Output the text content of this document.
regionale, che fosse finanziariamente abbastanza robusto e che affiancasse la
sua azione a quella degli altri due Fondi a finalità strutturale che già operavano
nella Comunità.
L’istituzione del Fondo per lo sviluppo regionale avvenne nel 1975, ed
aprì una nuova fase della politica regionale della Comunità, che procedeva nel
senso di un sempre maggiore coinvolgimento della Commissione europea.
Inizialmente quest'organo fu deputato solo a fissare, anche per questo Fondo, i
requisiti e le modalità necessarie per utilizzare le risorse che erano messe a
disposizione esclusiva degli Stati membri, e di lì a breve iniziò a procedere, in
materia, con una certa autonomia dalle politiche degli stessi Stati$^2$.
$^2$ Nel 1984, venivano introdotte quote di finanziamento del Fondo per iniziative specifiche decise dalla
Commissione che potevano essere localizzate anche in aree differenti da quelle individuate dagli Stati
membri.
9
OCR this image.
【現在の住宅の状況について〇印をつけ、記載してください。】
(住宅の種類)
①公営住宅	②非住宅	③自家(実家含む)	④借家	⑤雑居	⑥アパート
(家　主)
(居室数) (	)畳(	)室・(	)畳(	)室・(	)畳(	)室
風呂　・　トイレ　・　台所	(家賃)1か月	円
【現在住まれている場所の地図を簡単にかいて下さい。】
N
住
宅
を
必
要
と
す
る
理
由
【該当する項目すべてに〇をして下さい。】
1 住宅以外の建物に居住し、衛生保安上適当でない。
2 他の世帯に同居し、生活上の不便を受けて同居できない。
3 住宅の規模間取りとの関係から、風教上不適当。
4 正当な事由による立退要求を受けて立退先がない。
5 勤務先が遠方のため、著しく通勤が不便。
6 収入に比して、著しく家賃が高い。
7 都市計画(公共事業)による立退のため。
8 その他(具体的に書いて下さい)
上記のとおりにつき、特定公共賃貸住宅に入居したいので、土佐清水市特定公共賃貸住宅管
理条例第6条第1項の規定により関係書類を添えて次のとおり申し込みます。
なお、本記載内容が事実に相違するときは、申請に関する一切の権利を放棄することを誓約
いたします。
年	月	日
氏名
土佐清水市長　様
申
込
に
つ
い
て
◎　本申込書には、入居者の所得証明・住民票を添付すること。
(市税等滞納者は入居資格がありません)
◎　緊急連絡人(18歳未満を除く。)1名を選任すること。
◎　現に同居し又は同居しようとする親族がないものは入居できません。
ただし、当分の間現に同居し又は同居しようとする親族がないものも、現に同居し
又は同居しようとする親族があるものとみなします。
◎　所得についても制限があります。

────────────────────

### Goal
Quote each line of the data above exactly as written.

### Answer in full
Output the text content of this document.
regionale, che fosse finanziariamente abbastanza robusto e che affiancasse la
sua azione a quella degli altri due Fondi a finalità strutturale che già operavano
nella Comunità.
L’istituzione del Fondo per lo sviluppo regionale avvenne nel 1975, ed
aprì una nuova fase della politica regionale della Comunità, che procedeva nel
senso di un sempre maggiore coinvolgimento della Commissione europea.
Inizialmente quest'organo fu deputato solo a fissare, anche per questo Fondo, i
requisiti e le modalità necessarie per utilizzare le risorse che erano messe a
disposizione esclusiva degli Stati membri, e di lì a breve iniziò a procedere, in
materia, con una certa autonomia dalle politiche degli stessi Stati$^2$.
$^2$ Nel 1984, venivano introdotte quote di finanziamento del Fondo per iniziative specifiche decise dalla
Commissione che potevano essere localizzate anche in aree differenti da quelle individuate dagli Stati
membri.
9
OCR this image.
【現在の住宅の状況について〇印をつけ、記載してください。】
(住宅の種類)
①公営住宅	②非住宅	③自家(実家含む)	④借家	⑤雑居	⑥アパート
(家　主)
(居室数) (	)畳(	)室・(	)畳(	)室・(	)畳(	)室
風呂　・　トイレ　・　台所	(家賃)1か月	円
【現在住まれている場所の地図を簡単にかいて下さい。】
N
住
宅
を
必
要
と
す
る
理
由
【該当する項目すべてに〇をして下さい。】
1 住宅以外の建物に居住し、衛生保安上適当でない。
2 他の世帯に同居し、生活上の不便を受けて同居できない。
3 住宅の規模間取りとの関係から、風教上不適当。
4 正当な事由による立退要求を受けて立退先がない。
5 勤務先が遠方のため、著しく通勤が不便。
6 収入に比して、著しく家賃が高い。
7 都市計画(公共事業)による立退のため。
8 その他(具体的に書いて下さい)
上記のとおりにつき、特定公共賃貸住宅に入居したいので、土佐清水市特定公共賃貸住宅管
理条例第6条第1項の規定により関係書類を添えて次のとおり申し込みます。
なお、本記載内容が事実に相違するときは、申請に関する一切の権利を放棄することを誓約
いたします。
年	月	日
氏名
土佐清水市長　様
申
込
に
つ
い
て
◎　本申込書には、入居者の所得証明・住民票を添付すること。
(市税等滞納者は入居資格がありません)
◎　緊急連絡人(18歳未満を除く。)1名を選任すること。
◎　現に同居し又は同居しようとする親族がないものは入居できません。
ただし、当分の間現に同居し又は同居しようとする親族がないものも、現に同居し
又は同居しようとする親族があるものとみなします。
◎　所得についても制限があります。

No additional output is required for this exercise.